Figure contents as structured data
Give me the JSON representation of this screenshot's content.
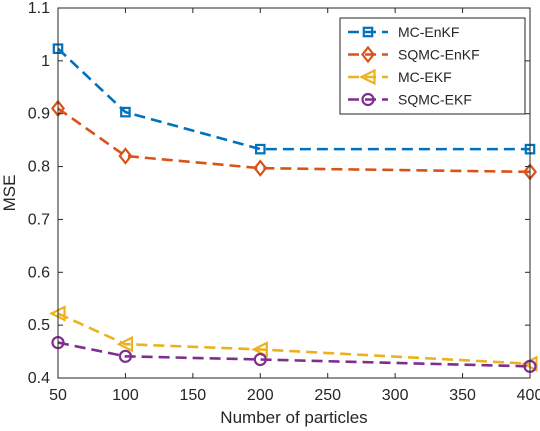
{
  "chart_data": {
    "type": "line",
    "xlabel": "Number of particles",
    "ylabel": "MSE",
    "xlim": [
      50,
      400
    ],
    "ylim": [
      0.4,
      1.1
    ],
    "x_ticks": [
      "50",
      "100",
      "150",
      "200",
      "250",
      "300",
      "350",
      "400"
    ],
    "y_ticks": [
      "0.4",
      "0.5",
      "0.6",
      "0.7",
      "0.8",
      "0.9",
      "1",
      "1.1"
    ],
    "grid": false,
    "legend_position": "top-right",
    "x": [
      50,
      100,
      200,
      400
    ],
    "series": [
      {
        "name": "MC-EnKF",
        "values": [
          1.023,
          0.903,
          0.833,
          0.833
        ],
        "color": "#0072BD",
        "marker": "square",
        "line": "dashed"
      },
      {
        "name": "SQMC-EnKF",
        "values": [
          0.91,
          0.82,
          0.797,
          0.79
        ],
        "color": "#D95319",
        "marker": "diamond",
        "line": "dashed"
      },
      {
        "name": "MC-EKF",
        "values": [
          0.522,
          0.464,
          0.454,
          0.427
        ],
        "color": "#EDB120",
        "marker": "triangle-left",
        "line": "dashed"
      },
      {
        "name": "SQMC-EKF",
        "values": [
          0.467,
          0.441,
          0.435,
          0.422
        ],
        "color": "#7E2F8E",
        "marker": "circle",
        "line": "dashed"
      }
    ]
  }
}
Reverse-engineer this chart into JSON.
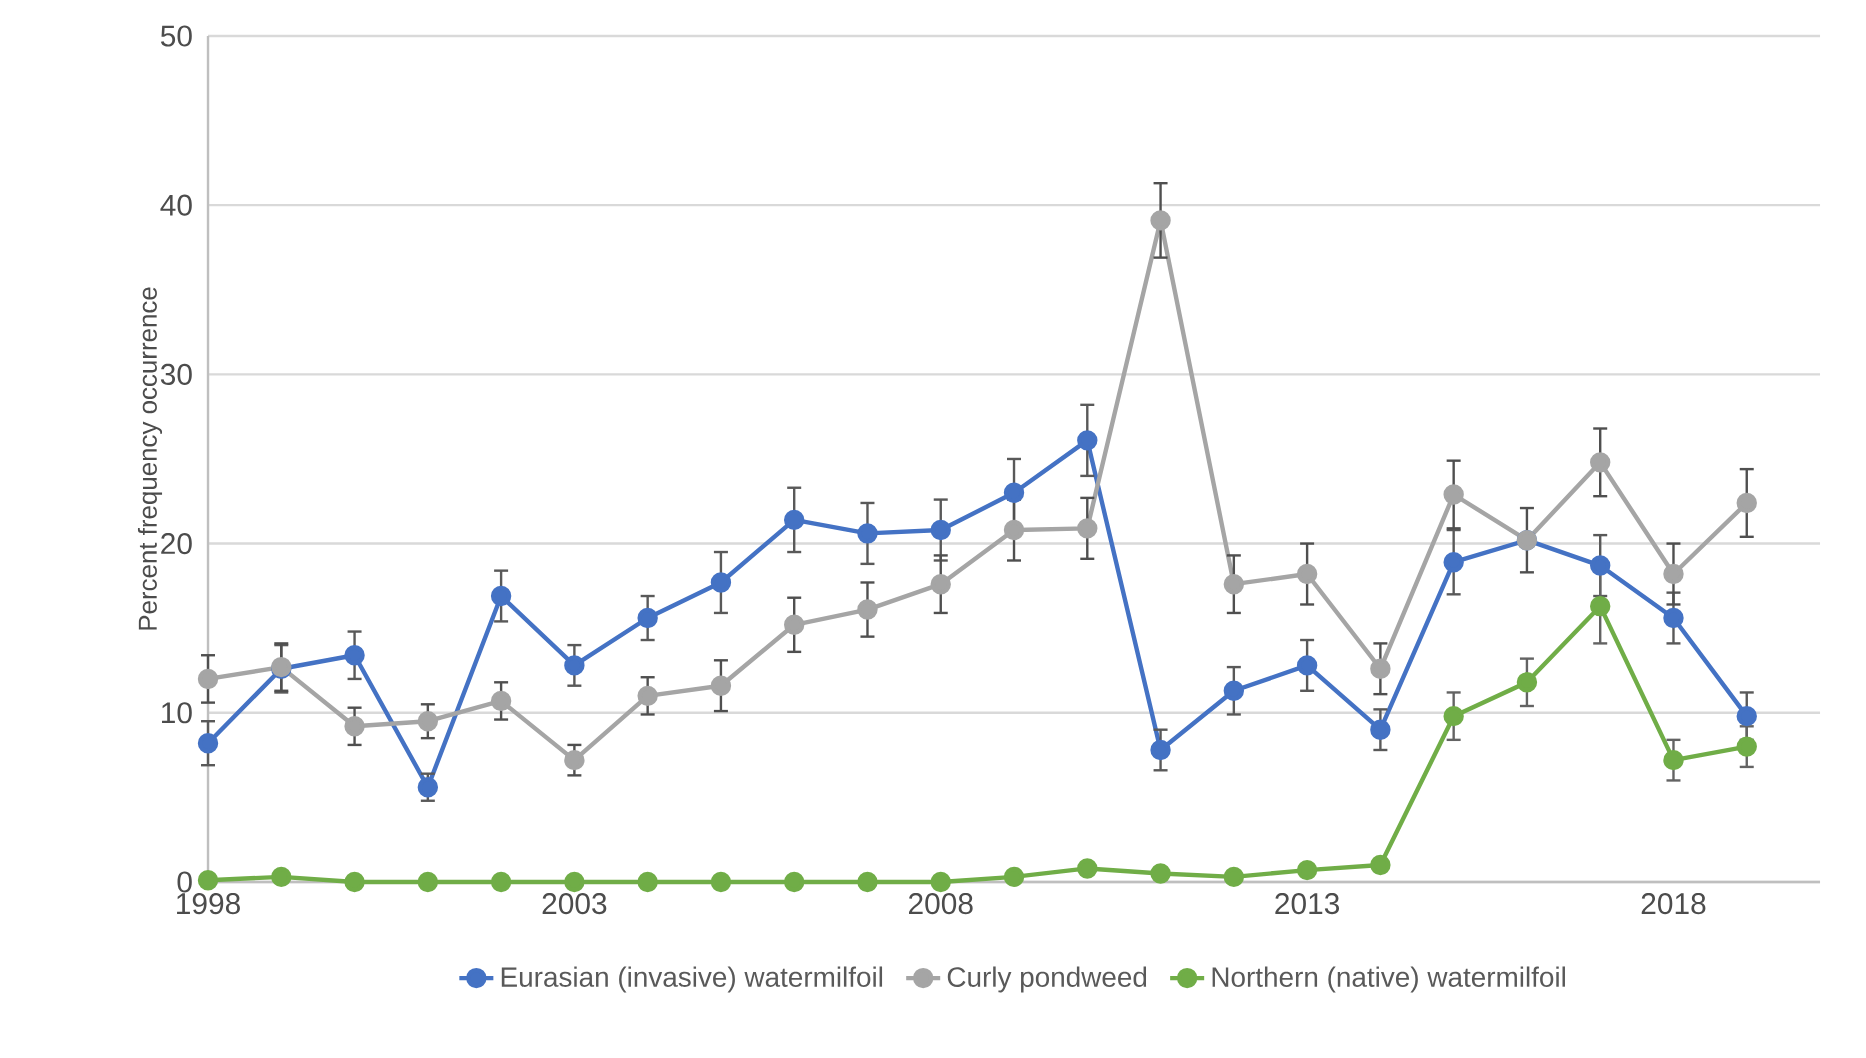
{
  "chart_data": {
    "type": "line",
    "ylabel": "Percent frequency occurrence",
    "x": [
      1998,
      1999,
      2000,
      2001,
      2002,
      2003,
      2004,
      2005,
      2006,
      2007,
      2008,
      2009,
      2010,
      2011,
      2012,
      2013,
      2014,
      2015,
      2016,
      2017,
      2018,
      2019
    ],
    "xlim": [
      1998,
      2020
    ],
    "xticks": [
      1998,
      2003,
      2008,
      2013,
      2018
    ],
    "ylim": [
      0,
      50
    ],
    "yticks": [
      0,
      10,
      20,
      30,
      40,
      50
    ],
    "grid": "y",
    "legend": "bottom",
    "marker": "circle",
    "line_style": "solid",
    "series": [
      {
        "name": "Eurasian (invasive) watermilfoil",
        "color": "#4472c4",
        "values": [
          8.2,
          12.6,
          13.4,
          5.6,
          16.9,
          12.8,
          15.6,
          17.7,
          21.4,
          20.6,
          20.8,
          23.0,
          26.1,
          7.8,
          11.3,
          12.8,
          9.0,
          18.9,
          20.2,
          18.7,
          15.6,
          9.8
        ],
        "errors": [
          1.3,
          1.4,
          1.4,
          0.8,
          1.5,
          1.2,
          1.3,
          1.8,
          1.9,
          1.8,
          1.8,
          2.0,
          2.1,
          1.2,
          1.4,
          1.5,
          1.2,
          1.9,
          null,
          1.8,
          1.5,
          1.4
        ]
      },
      {
        "name": "Curly pondweed",
        "color": "#a5a5a5",
        "values": [
          12.0,
          12.7,
          9.2,
          9.5,
          10.7,
          7.2,
          11.0,
          11.6,
          15.2,
          16.1,
          17.6,
          20.8,
          20.9,
          39.1,
          17.6,
          18.2,
          12.6,
          22.9,
          20.2,
          24.8,
          18.2,
          22.4
        ],
        "errors": [
          1.4,
          1.4,
          1.1,
          1.0,
          1.1,
          0.9,
          1.1,
          1.5,
          1.6,
          1.6,
          1.7,
          1.8,
          1.8,
          2.2,
          1.7,
          1.8,
          1.5,
          2.0,
          1.9,
          2.0,
          1.8,
          2.0
        ]
      },
      {
        "name": "Northern (native) watermilfoil",
        "color": "#70ad47",
        "values": [
          0.1,
          0.3,
          0,
          0,
          0,
          0,
          0,
          0,
          0,
          0,
          0,
          0.3,
          0.8,
          0.5,
          0.3,
          0.7,
          1.0,
          9.8,
          11.8,
          16.3,
          7.2,
          8.0
        ],
        "errors": [
          null,
          null,
          null,
          null,
          null,
          null,
          null,
          null,
          null,
          null,
          null,
          null,
          null,
          null,
          null,
          null,
          null,
          1.4,
          1.4,
          2.2,
          1.2,
          1.2
        ]
      }
    ]
  }
}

**What you will do**: Copy out the whole listing exactly, and don't carry over any pictures.

**Full answer**:
Give me the JSON representation of this screenshot's content.
{
  "chart_data": {
    "type": "line",
    "xlabel": "Number of particles",
    "ylabel": "MSE",
    "xlim": [
      50,
      400
    ],
    "ylim": [
      0.4,
      1.1
    ],
    "x_ticks": [
      "50",
      "100",
      "150",
      "200",
      "250",
      "300",
      "350",
      "400"
    ],
    "y_ticks": [
      "0.4",
      "0.5",
      "0.6",
      "0.7",
      "0.8",
      "0.9",
      "1",
      "1.1"
    ],
    "grid": false,
    "legend_position": "top-right",
    "x": [
      50,
      100,
      200,
      400
    ],
    "series": [
      {
        "name": "MC-EnKF",
        "values": [
          1.023,
          0.903,
          0.833,
          0.833
        ],
        "color": "#0072BD",
        "marker": "square",
        "line": "dashed"
      },
      {
        "name": "SQMC-EnKF",
        "values": [
          0.91,
          0.82,
          0.797,
          0.79
        ],
        "color": "#D95319",
        "marker": "diamond",
        "line": "dashed"
      },
      {
        "name": "MC-EKF",
        "values": [
          0.522,
          0.464,
          0.454,
          0.427
        ],
        "color": "#EDB120",
        "marker": "triangle-left",
        "line": "dashed"
      },
      {
        "name": "SQMC-EKF",
        "values": [
          0.467,
          0.441,
          0.435,
          0.422
        ],
        "color": "#7E2F8E",
        "marker": "circle",
        "line": "dashed"
      }
    ]
  }
}
Reverse-engineer this chart into JSON.
{
  "chart_data": {
    "type": "line",
    "ylabel": "Percent frequency occurrence",
    "x": [
      1998,
      1999,
      2000,
      2001,
      2002,
      2003,
      2004,
      2005,
      2006,
      2007,
      2008,
      2009,
      2010,
      2011,
      2012,
      2013,
      2014,
      2015,
      2016,
      2017,
      2018,
      2019
    ],
    "xlim": [
      1998,
      2020
    ],
    "xticks": [
      1998,
      2003,
      2008,
      2013,
      2018
    ],
    "ylim": [
      0,
      50
    ],
    "yticks": [
      0,
      10,
      20,
      30,
      40,
      50
    ],
    "grid": "y",
    "legend": "bottom",
    "marker": "circle",
    "line_style": "solid",
    "series": [
      {
        "name": "Eurasian (invasive) watermilfoil",
        "color": "#4472c4",
        "values": [
          8.2,
          12.6,
          13.4,
          5.6,
          16.9,
          12.8,
          15.6,
          17.7,
          21.4,
          20.6,
          20.8,
          23.0,
          26.1,
          7.8,
          11.3,
          12.8,
          9.0,
          18.9,
          20.2,
          18.7,
          15.6,
          9.8
        ],
        "errors": [
          1.3,
          1.4,
          1.4,
          0.8,
          1.5,
          1.2,
          1.3,
          1.8,
          1.9,
          1.8,
          1.8,
          2.0,
          2.1,
          1.2,
          1.4,
          1.5,
          1.2,
          1.9,
          null,
          1.8,
          1.5,
          1.4
        ]
      },
      {
        "name": "Curly pondweed",
        "color": "#a5a5a5",
        "values": [
          12.0,
          12.7,
          9.2,
          9.5,
          10.7,
          7.2,
          11.0,
          11.6,
          15.2,
          16.1,
          17.6,
          20.8,
          20.9,
          39.1,
          17.6,
          18.2,
          12.6,
          22.9,
          20.2,
          24.8,
          18.2,
          22.4
        ],
        "errors": [
          1.4,
          1.4,
          1.1,
          1.0,
          1.1,
          0.9,
          1.1,
          1.5,
          1.6,
          1.6,
          1.7,
          1.8,
          1.8,
          2.2,
          1.7,
          1.8,
          1.5,
          2.0,
          1.9,
          2.0,
          1.8,
          2.0
        ]
      },
      {
        "name": "Northern (native) watermilfoil",
        "color": "#70ad47",
        "values": [
          0.1,
          0.3,
          0,
          0,
          0,
          0,
          0,
          0,
          0,
          0,
          0,
          0.3,
          0.8,
          0.5,
          0.3,
          0.7,
          1.0,
          9.8,
          11.8,
          16.3,
          7.2,
          8.0
        ],
        "errors": [
          null,
          null,
          null,
          null,
          null,
          null,
          null,
          null,
          null,
          null,
          null,
          null,
          null,
          null,
          null,
          null,
          null,
          1.4,
          1.4,
          2.2,
          1.2,
          1.2
        ]
      }
    ]
  }
}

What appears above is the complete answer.